[Region annotation data]
_____

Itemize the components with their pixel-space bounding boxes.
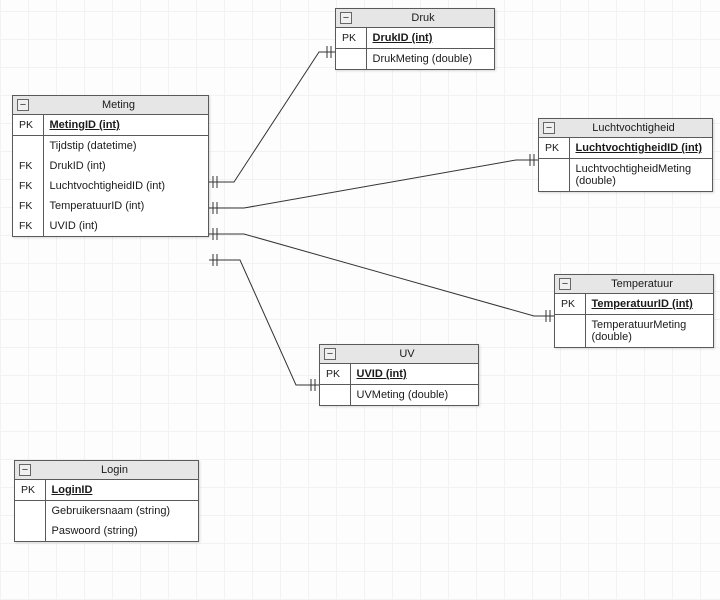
key-cell: [15, 501, 45, 522]
pk-label: PK: [336, 28, 366, 49]
collapse-icon[interactable]: −: [340, 12, 352, 24]
pk-field: LoginID: [45, 480, 198, 501]
field-cell: LuchtvochtigheidMeting (double): [569, 159, 712, 192]
collapse-icon[interactable]: −: [543, 122, 555, 134]
key-cell: [336, 49, 366, 70]
pk-field: LuchtvochtigheidID (int): [569, 138, 712, 159]
pk-field: UVID (int): [350, 364, 478, 385]
entity-header-meting: − Meting: [13, 96, 208, 115]
field-cell: LuchtvochtigheidID (int): [43, 176, 208, 196]
entity-header-login: − Login: [15, 461, 198, 480]
collapse-icon[interactable]: −: [19, 464, 31, 476]
key-cell: [320, 385, 350, 406]
entity-temperatuur[interactable]: − Temperatuur PK TemperatuurID (int) Tem…: [554, 274, 714, 348]
pk-label: PK: [13, 115, 43, 136]
key-cell: FK: [13, 176, 43, 196]
pk-label: PK: [15, 480, 45, 501]
key-cell: [15, 521, 45, 541]
field-cell: TemperatuurID (int): [43, 196, 208, 216]
collapse-icon[interactable]: −: [17, 99, 29, 111]
field-cell: UVID (int): [43, 216, 208, 236]
field-cell: DrukID (int): [43, 156, 208, 176]
field-cell: Tijdstip (datetime): [43, 136, 208, 157]
pk-field: MetingID (int): [43, 115, 208, 136]
entity-header-luchtvochtigheid: − Luchtvochtigheid: [539, 119, 712, 138]
key-cell: FK: [13, 216, 43, 236]
entity-title: Meting: [33, 99, 204, 111]
pk-label: PK: [539, 138, 569, 159]
rel-meting-uv: [209, 260, 319, 385]
entity-druk[interactable]: − Druk PK DrukID (int) DrukMeting (doubl…: [335, 8, 495, 70]
entity-uv[interactable]: − UV PK UVID (int) UVMeting (double): [319, 344, 479, 406]
key-cell: [555, 315, 585, 348]
rel-meting-temperatuur: [209, 234, 554, 316]
entity-header-uv: − UV: [320, 345, 478, 364]
entity-login[interactable]: − Login PK LoginID Gebruikersnaam (strin…: [14, 460, 199, 542]
key-cell: FK: [13, 156, 43, 176]
entity-title: Luchtvochtigheid: [559, 122, 708, 134]
field-cell: Paswoord (string): [45, 521, 198, 541]
entity-title: UV: [340, 348, 474, 360]
field-cell: UVMeting (double): [350, 385, 478, 406]
collapse-icon[interactable]: −: [324, 348, 336, 360]
pk-label: PK: [320, 364, 350, 385]
entity-meting[interactable]: − Meting PK MetingID (int) Tijdstip (dat…: [12, 95, 209, 237]
field-cell: DrukMeting (double): [366, 49, 494, 70]
entity-title: Druk: [356, 12, 490, 24]
entity-header-druk: − Druk: [336, 9, 494, 28]
field-cell: Gebruikersnaam (string): [45, 501, 198, 522]
key-cell: [13, 136, 43, 157]
key-cell: [539, 159, 569, 192]
entity-title: Temperatuur: [575, 278, 709, 290]
rel-meting-luchtvochtigheid: [209, 160, 538, 208]
entity-header-temperatuur: − Temperatuur: [555, 275, 713, 294]
entity-luchtvochtigheid[interactable]: − Luchtvochtigheid PK LuchtvochtigheidID…: [538, 118, 713, 192]
field-cell: TemperatuurMeting (double): [585, 315, 713, 348]
rel-meting-druk: [209, 52, 335, 182]
key-cell: FK: [13, 196, 43, 216]
pk-label: PK: [555, 294, 585, 315]
collapse-icon[interactable]: −: [559, 278, 571, 290]
pk-field: DrukID (int): [366, 28, 494, 49]
pk-field: TemperatuurID (int): [585, 294, 713, 315]
entity-title: Login: [35, 464, 194, 476]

_____

● Problem description
Recast every line of the data above as a Markdown table with two columns, "Row" for the row number and "Line" for the line itself, leaving out blank lines. Omit the pictures from your answer.

● Exercise output
| Row | Line |
|---|---|
| 1 | Itemize the components with their pixel-space bounding boxes. |
| 2 | key-cell: [15, 501, 45, 522] |
| 3 | pk-label: PK: [336, 28, 366, 49] |
| 4 | collapse-icon[interactable]: −: [340, 12, 352, 24] |
| 5 | pk-field: LoginID: [45, 480, 198, 501] |
| 6 | field-cell: LuchtvochtigheidMeting (double): [569, 159, 712, 192] |
| 7 | collapse-icon[interactable]: −: [543, 122, 555, 134] |
| 8 | key-cell: [336, 49, 366, 70] |
| 9 | pk-field: LuchtvochtigheidID (int): [569, 138, 712, 159] |
| 10 | pk-field: UVID (int): [350, 364, 478, 385] |
| 11 | entity-header-meting: − Meting: [13, 96, 208, 115] |
| 12 | field-cell: LuchtvochtigheidID (int): [43, 176, 208, 196] |
| 13 | entity-header-login: − Login: [15, 461, 198, 480] |
| 14 | collapse-icon[interactable]: −: [19, 464, 31, 476] |
| 15 | key-cell: [320, 385, 350, 406] |
| 16 | entity-temperatuur[interactable]: − Temperatuur PK TemperatuurID (int) Tem…: [554, 274, 714, 348] |
| 17 | pk-label: PK: [13, 115, 43, 136] |
| 18 | key-cell: FK: [13, 176, 43, 196] |
| 19 | pk-label: PK: [15, 480, 45, 501] |
| 20 | key-cell: [15, 521, 45, 541] |
| 21 | field-cell: TemperatuurID (int): [43, 196, 208, 216] |
| 22 | collapse-icon[interactable]: −: [17, 99, 29, 111] |
| 23 | field-cell: UVID (int): [43, 216, 208, 236] |
| 24 | field-cell: DrukID (int): [43, 156, 208, 176] |
| 25 | field-cell: Tijdstip (datetime): [43, 136, 208, 157] |
| 26 | pk-field: MetingID (int): [43, 115, 208, 136] |
| 27 | entity-header-luchtvochtigheid: − Luchtvochtigheid: [539, 119, 712, 138] |
| 28 | key-cell: FK: [13, 216, 43, 236] |
| 29 | entity-title: Meting: [33, 99, 204, 111] |
| 30 | pk-label: PK: [539, 138, 569, 159] |
| 31 | rel-meting-uv: [209, 260, 319, 385] |
| 32 | entity-druk[interactable]: − Druk PK DrukID (int) DrukMeting (doubl…: [335, 8, 495, 70] |
| 33 | entity-uv[interactable]: − UV PK UVID (int) UVMeting (double): [319, 344, 479, 406] |
| 34 | key-cell: [555, 315, 585, 348] |
| 35 | rel-meting-temperatuur: [209, 234, 554, 316] |
| 36 | entity-header-uv: − UV: [320, 345, 478, 364] |
| 37 | entity-login[interactable]: − Login PK LoginID Gebruikersnaam (strin…: [14, 460, 199, 542] |
| 38 | key-cell: FK: [13, 156, 43, 176] |
| 39 | entity-title: Luchtvochtigheid: [559, 122, 708, 134] |
| 40 | field-cell: Paswoord (string): [45, 521, 198, 541] |
| 41 | entity-title: UV: [340, 348, 474, 360] |
| 42 | field-cell: UVMeting (double): [350, 385, 478, 406] |
| 43 | collapse-icon[interactable]: −: [324, 348, 336, 360] |
| 44 | pk-label: PK: [320, 364, 350, 385] |
| 45 | entity-meting[interactable]: − Meting PK MetingID (int) Tijdstip (dat…: [12, 95, 209, 237] |
| 46 | field-cell: DrukMeting (double): [366, 49, 494, 70] |
| 47 | entity-title: Druk: [356, 12, 490, 24] |
| 48 | entity-header-druk: − Druk: [336, 9, 494, 28] |
| 49 | field-cell: Gebruikersnaam (string): [45, 501, 198, 522] |
| 50 | key-cell: [13, 136, 43, 157] |
| 51 | key-cell: [539, 159, 569, 192] |
| 52 | entity-title: Temperatuur: [575, 278, 709, 290] |
| 53 | rel-meting-luchtvochtigheid: [209, 160, 538, 208] |
| 54 | entity-header-temperatuur: − Temperatuur: [555, 275, 713, 294] |
| 55 | entity-luchtvochtigheid[interactable]: − Luchtvochtigheid PK LuchtvochtigheidID…: [538, 118, 713, 192] |
| 56 | field-cell: TemperatuurMeting (double): [585, 315, 713, 348] |
| 57 | rel-meting-druk: [209, 52, 335, 182] |
| 58 | key-cell: FK: [13, 196, 43, 216] |
| 59 | pk-label: PK: [555, 294, 585, 315] |
| 60 | collapse-icon[interactable]: −: [559, 278, 571, 290] |
| 61 | pk-field: DrukID (int): [366, 28, 494, 49] |
| 62 | pk-field: TemperatuurID (int): [585, 294, 713, 315] |
| 63 | entity-title: Login: [35, 464, 194, 476] |